- **RECORDED DATA**:
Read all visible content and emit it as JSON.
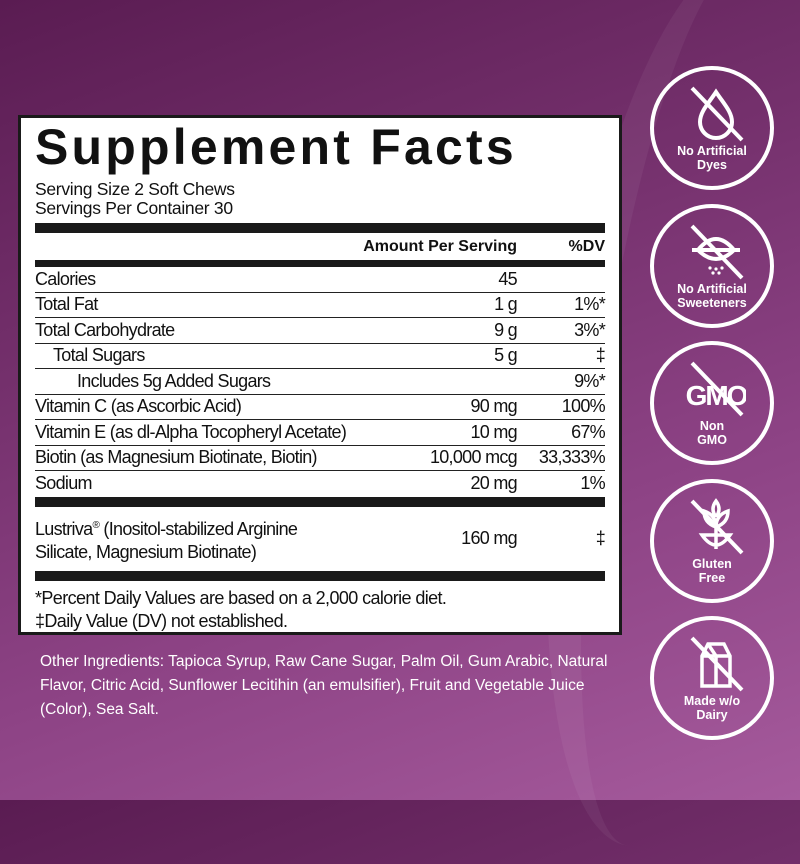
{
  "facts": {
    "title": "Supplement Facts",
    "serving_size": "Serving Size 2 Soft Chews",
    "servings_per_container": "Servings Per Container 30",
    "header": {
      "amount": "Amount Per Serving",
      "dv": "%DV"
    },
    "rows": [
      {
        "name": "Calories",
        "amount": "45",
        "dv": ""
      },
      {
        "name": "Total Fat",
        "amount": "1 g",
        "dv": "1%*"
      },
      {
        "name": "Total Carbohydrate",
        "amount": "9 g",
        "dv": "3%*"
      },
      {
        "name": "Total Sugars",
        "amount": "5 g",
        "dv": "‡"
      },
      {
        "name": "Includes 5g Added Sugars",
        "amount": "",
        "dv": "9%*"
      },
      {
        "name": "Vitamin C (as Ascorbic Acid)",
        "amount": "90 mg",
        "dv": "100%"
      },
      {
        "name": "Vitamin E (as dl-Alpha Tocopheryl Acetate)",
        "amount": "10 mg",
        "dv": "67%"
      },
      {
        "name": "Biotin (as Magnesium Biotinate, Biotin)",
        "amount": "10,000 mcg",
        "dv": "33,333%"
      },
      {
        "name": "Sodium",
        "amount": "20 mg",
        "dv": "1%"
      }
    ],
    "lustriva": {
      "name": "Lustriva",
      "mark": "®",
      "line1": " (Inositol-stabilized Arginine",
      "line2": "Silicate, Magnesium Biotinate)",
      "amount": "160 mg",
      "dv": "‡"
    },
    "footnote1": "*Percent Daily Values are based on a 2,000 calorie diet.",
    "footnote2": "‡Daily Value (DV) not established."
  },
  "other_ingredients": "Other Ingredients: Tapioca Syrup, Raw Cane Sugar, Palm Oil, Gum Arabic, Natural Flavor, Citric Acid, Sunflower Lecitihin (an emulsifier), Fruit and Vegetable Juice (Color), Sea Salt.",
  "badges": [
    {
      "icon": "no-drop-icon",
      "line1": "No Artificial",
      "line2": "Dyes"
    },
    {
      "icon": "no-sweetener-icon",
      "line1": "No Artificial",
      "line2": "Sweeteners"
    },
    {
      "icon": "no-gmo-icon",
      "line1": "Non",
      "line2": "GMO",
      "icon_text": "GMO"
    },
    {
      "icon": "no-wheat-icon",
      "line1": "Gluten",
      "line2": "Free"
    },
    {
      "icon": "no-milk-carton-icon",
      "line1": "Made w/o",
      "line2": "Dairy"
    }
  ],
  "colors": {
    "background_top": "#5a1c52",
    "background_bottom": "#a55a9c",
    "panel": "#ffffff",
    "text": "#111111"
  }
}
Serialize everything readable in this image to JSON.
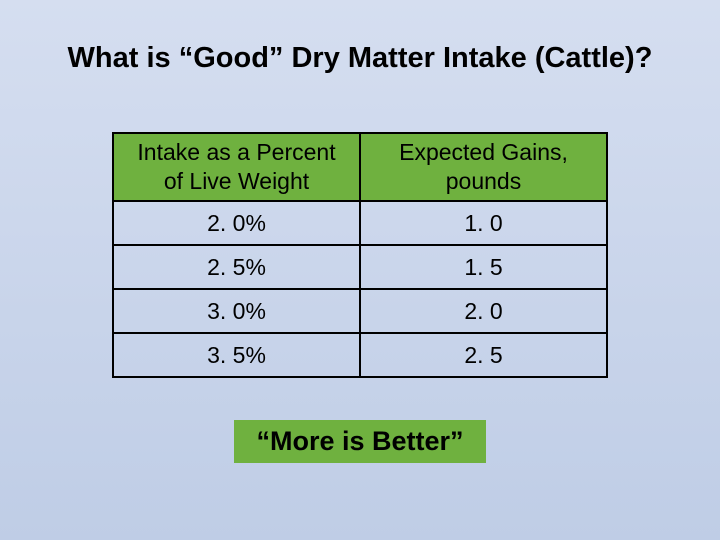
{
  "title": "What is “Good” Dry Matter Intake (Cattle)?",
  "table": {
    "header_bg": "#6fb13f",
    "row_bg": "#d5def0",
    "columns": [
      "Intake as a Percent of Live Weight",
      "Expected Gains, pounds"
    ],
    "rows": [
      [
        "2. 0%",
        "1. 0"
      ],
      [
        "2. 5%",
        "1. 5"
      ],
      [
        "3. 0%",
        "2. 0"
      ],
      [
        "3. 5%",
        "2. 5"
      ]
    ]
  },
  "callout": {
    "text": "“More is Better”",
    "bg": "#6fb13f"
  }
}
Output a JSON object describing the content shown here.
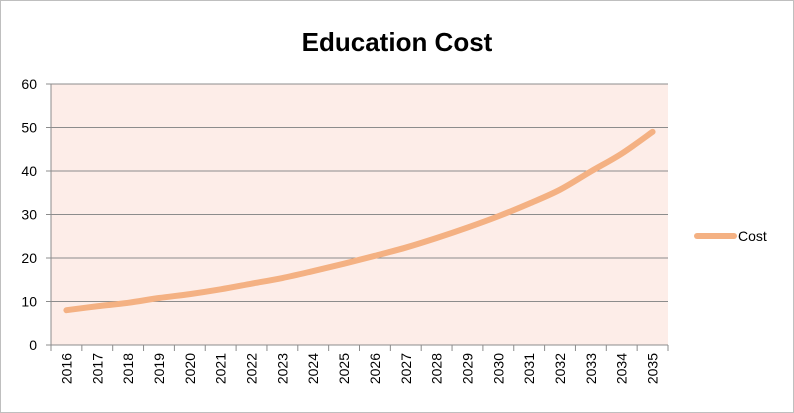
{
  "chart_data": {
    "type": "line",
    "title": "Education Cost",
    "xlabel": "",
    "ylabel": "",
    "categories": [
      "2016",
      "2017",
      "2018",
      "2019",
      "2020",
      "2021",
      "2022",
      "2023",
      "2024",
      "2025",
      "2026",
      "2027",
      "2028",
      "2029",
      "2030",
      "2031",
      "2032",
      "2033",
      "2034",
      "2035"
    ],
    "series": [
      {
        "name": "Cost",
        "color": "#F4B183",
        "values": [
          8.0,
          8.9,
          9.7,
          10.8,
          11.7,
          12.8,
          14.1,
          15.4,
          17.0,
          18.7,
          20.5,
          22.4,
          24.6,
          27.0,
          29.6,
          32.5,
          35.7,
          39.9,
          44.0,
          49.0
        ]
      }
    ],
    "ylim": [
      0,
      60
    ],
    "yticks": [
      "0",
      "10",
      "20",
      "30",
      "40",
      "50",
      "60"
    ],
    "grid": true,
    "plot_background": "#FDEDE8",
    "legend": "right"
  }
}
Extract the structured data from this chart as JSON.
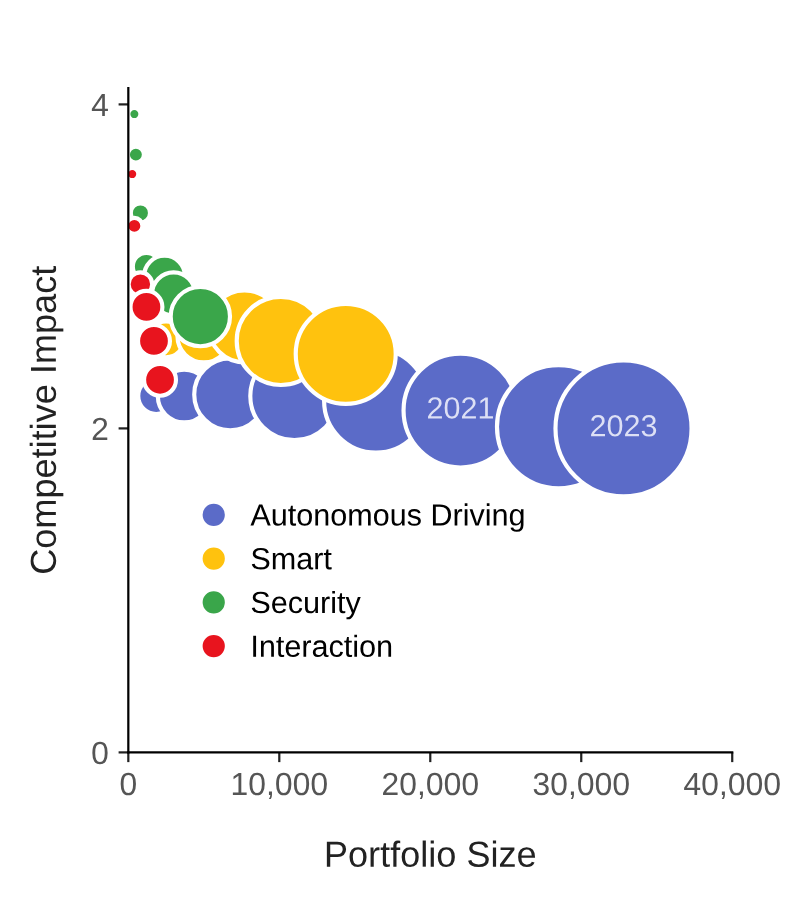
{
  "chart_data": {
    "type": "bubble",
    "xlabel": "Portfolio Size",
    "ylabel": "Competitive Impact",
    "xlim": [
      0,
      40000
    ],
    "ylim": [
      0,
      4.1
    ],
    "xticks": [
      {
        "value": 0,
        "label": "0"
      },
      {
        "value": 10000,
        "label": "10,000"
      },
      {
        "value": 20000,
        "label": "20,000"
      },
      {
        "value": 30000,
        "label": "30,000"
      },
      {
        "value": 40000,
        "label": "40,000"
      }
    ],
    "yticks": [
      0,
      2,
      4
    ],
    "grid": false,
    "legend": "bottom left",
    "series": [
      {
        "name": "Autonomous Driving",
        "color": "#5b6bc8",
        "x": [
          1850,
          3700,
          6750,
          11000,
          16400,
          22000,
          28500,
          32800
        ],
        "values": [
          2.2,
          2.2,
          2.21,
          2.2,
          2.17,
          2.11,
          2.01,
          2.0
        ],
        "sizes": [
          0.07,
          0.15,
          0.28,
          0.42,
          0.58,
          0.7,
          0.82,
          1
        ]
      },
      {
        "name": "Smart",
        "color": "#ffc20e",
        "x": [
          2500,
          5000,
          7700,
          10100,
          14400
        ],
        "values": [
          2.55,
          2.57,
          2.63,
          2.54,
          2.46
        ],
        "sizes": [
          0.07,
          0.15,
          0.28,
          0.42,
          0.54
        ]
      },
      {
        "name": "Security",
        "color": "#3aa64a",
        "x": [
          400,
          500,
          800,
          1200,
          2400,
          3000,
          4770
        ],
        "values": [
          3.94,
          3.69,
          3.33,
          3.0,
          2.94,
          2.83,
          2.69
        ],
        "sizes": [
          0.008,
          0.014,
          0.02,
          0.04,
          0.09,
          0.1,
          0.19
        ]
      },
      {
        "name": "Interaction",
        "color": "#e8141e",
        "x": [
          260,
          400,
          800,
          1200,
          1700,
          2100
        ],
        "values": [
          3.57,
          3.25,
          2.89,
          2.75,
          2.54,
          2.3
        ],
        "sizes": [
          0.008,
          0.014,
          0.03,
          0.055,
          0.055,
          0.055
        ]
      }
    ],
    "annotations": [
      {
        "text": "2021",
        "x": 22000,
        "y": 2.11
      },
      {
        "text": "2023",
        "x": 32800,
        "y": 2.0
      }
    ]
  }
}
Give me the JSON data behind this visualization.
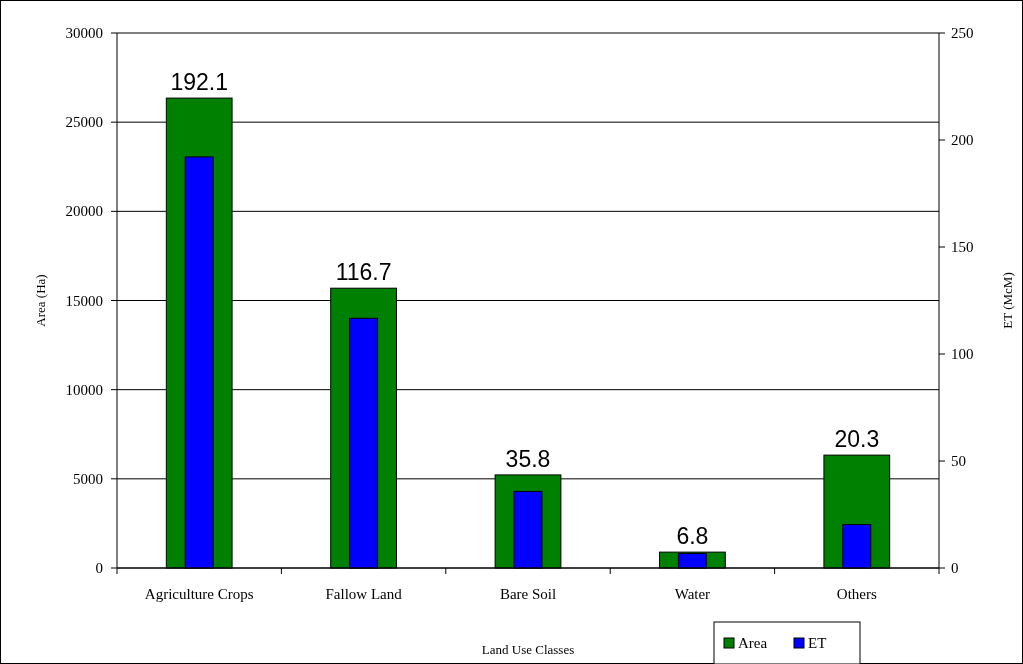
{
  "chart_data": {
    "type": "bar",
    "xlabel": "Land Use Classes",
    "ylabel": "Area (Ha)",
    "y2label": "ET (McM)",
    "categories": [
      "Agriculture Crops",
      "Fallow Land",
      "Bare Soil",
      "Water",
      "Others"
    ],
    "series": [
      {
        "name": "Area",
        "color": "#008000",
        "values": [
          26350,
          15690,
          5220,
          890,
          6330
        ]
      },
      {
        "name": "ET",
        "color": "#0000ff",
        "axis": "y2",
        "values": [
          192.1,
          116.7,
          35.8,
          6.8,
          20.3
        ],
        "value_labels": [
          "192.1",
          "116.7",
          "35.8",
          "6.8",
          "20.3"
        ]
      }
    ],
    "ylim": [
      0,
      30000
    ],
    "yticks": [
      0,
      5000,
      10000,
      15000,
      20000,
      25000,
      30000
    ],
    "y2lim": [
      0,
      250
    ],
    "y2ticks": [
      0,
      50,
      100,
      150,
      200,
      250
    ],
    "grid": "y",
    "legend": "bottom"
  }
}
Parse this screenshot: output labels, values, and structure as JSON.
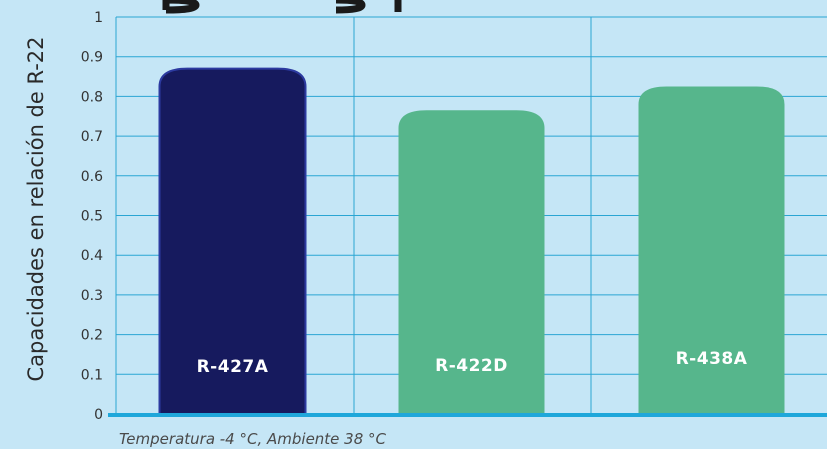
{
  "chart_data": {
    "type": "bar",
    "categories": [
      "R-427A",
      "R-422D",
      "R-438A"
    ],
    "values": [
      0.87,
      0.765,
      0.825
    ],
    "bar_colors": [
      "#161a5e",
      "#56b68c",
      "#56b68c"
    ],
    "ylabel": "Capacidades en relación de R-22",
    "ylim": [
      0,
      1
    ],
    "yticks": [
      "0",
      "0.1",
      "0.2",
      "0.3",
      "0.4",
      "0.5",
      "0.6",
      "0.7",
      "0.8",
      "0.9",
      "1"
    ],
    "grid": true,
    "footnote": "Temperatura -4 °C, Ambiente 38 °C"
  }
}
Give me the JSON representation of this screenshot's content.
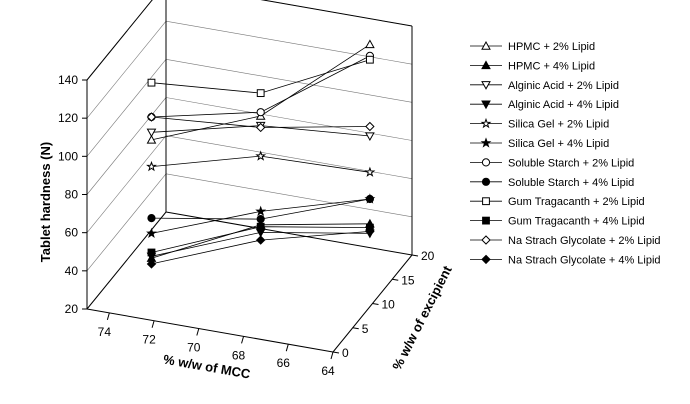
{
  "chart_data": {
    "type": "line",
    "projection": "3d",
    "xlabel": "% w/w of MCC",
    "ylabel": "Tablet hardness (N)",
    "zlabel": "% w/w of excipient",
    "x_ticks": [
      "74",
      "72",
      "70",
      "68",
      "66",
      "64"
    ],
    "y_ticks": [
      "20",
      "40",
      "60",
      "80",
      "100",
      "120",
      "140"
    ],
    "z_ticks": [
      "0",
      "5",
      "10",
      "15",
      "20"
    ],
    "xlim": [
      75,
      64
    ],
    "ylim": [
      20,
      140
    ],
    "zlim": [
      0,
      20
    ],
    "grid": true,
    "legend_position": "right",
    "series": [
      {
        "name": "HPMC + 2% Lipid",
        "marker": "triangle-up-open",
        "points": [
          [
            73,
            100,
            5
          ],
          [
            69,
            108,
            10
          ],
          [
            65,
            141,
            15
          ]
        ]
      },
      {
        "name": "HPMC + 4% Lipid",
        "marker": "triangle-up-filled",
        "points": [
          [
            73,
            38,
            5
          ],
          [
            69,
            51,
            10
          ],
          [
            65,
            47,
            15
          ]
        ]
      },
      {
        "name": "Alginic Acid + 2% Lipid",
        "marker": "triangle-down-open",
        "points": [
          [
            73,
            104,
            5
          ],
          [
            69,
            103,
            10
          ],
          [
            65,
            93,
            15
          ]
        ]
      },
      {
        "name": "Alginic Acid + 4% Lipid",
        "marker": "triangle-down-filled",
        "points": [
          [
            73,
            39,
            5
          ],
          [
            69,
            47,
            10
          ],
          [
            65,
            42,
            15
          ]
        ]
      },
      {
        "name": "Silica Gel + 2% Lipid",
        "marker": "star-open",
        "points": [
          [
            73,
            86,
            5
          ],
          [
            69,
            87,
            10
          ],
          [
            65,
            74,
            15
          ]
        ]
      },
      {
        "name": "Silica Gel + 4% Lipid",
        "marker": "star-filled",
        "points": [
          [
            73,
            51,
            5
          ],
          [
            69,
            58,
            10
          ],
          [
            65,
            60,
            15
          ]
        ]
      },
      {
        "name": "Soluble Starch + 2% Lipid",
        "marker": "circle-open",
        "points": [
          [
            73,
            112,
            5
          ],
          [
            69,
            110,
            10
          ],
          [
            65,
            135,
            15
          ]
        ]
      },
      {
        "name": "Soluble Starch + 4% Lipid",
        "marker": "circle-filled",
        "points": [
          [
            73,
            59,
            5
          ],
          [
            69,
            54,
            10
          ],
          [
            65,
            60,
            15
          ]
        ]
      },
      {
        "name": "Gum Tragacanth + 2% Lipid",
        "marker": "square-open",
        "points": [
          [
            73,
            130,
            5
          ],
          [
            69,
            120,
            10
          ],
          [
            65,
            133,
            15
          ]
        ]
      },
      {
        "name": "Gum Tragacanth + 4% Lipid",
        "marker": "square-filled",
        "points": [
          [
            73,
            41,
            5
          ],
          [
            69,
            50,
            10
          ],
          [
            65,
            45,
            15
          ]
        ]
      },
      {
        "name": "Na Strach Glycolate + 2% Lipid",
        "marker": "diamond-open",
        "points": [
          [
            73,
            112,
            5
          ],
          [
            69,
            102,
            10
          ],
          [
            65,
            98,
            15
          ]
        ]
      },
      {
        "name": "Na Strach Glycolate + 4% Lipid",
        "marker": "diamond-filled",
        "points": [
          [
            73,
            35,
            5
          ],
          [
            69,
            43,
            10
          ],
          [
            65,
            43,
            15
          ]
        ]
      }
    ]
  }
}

- **THE TASK**: Only the number is required: the count of lines containing the word "Magnesium".

- **THE REPLY**: 2